_DIRECTION_.
Omit all pictures and give the records below again exactly as written.

_WORKING DATA_.
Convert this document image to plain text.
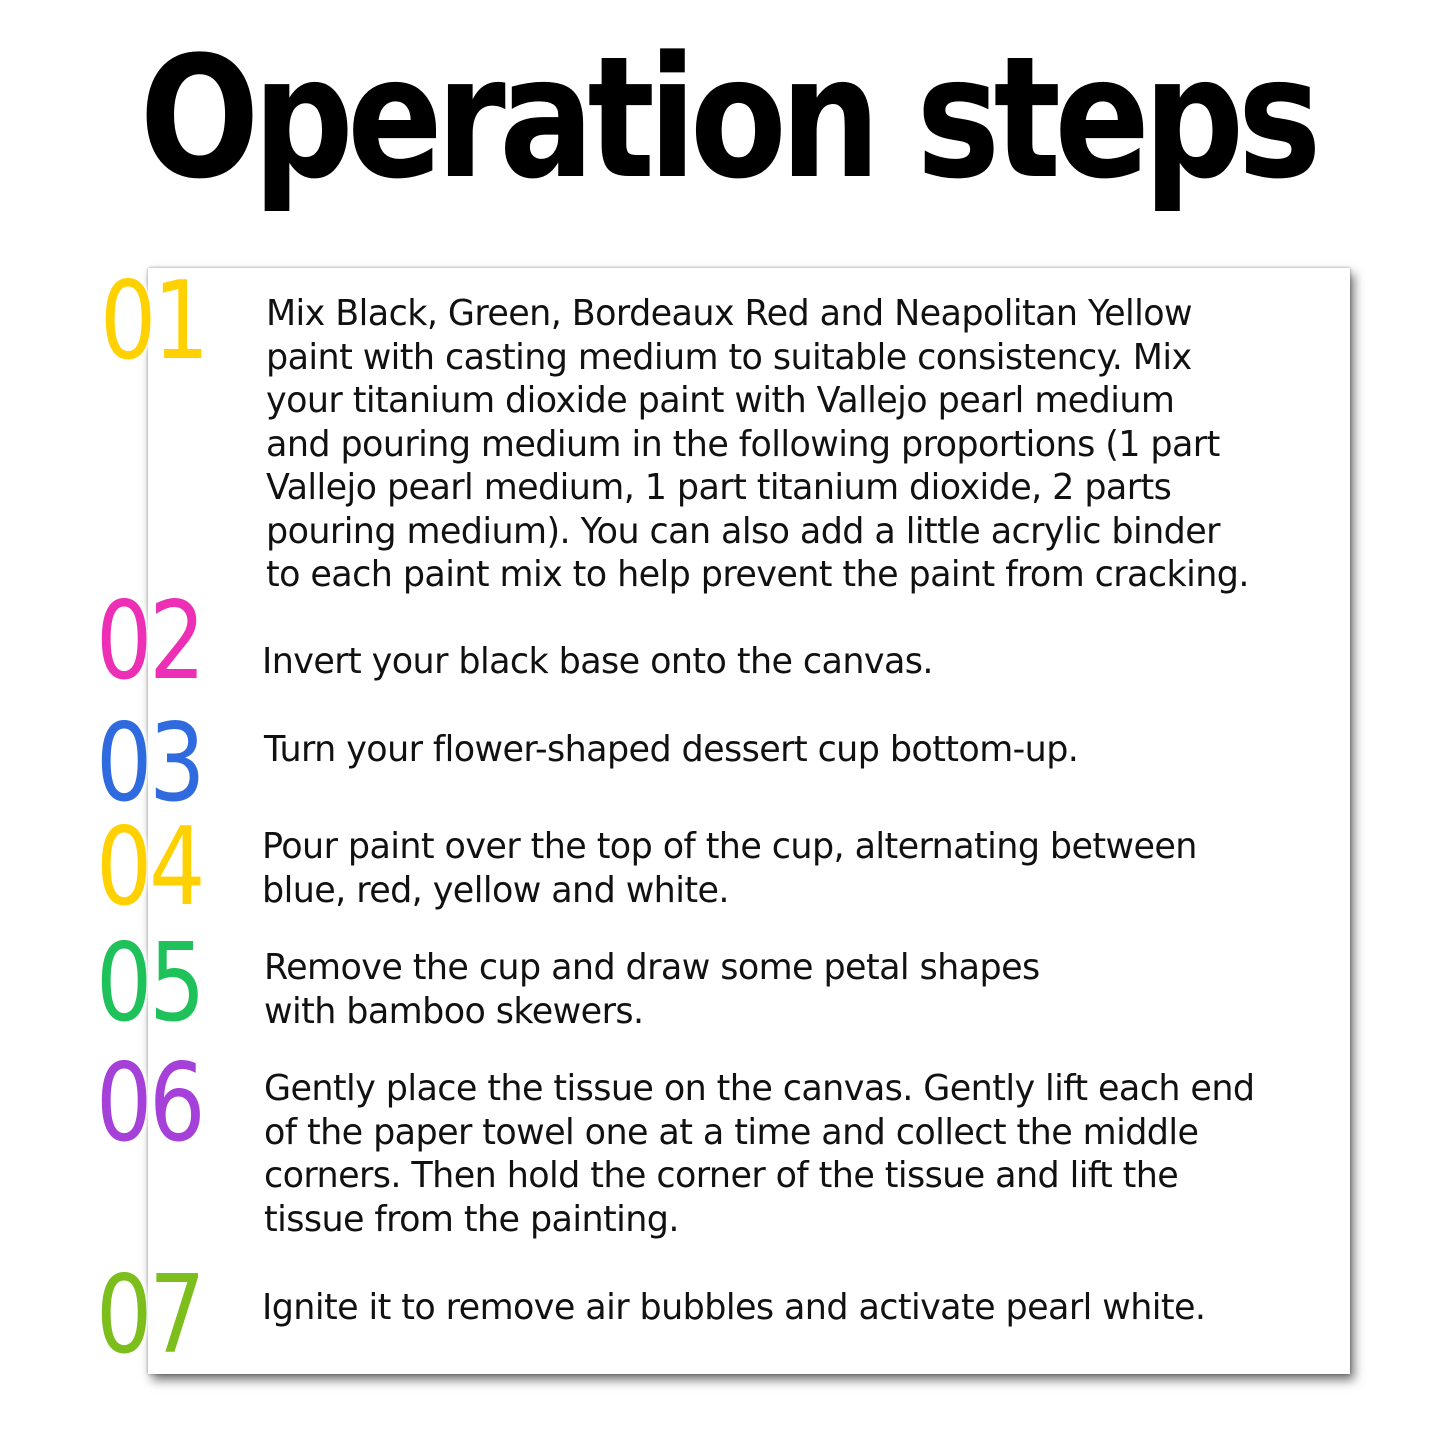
Operation steps
01 Mix Black, Green, Bordeaux Red and Neapolitan Yellow
paint with casting medium to suitable consistency. Mix
your titanium dioxide paint with Vallejo pearl medium
and pouring medium in the following proportions (1 part
Vallejo pearl medium, 1 part titanium dioxide, 2 parts
pouring medium). You can also add a little acrylic binder
to each paint mix to help prevent the paint from cracking.
02 Invert your black base onto the canvas.
03 Turn your flower-shaped dessert cup bottom-up.
04 Pour paint over the top of the cup, alternating between
blue, red, yellow and white.
05 Remove the cup and draw some petal shapes
with bamboo skewers.
06 Gently place the tissue on the canvas. Gently lift each end
of the paper towel one at a time and collect the middle
corners. Then hold the corner of the tissue and lift the
tissue from the painting.
07 Ignite it to remove air bubbles and activate pearl white.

_ANSWER TO THE EXERCISE_.
Convert this document image to plain text.
Operation steps
01 Mix Black, Green, Bordeaux Red and Neapolitan Yellow
paint with casting medium to suitable consistency. Mix
your titanium dioxide paint with Vallejo pearl medium
and pouring medium in the following proportions (1 part
Vallejo pearl medium, 1 part titanium dioxide, 2 parts
pouring medium). You can also add a little acrylic binder
to each paint mix to help prevent the paint from cracking.
02 Invert your black base onto the canvas.
03 Turn your flower-shaped dessert cup bottom-up.
04 Pour paint over the top of the cup, alternating between
blue, red, yellow and white.
05 Remove the cup and draw some petal shapes
with bamboo skewers.
06 Gently place the tissue on the canvas. Gently lift each end
of the paper towel one at a time and collect the middle
corners. Then hold the corner of the tissue and lift the
tissue from the painting.
07 Ignite it to remove air bubbles and activate pearl white.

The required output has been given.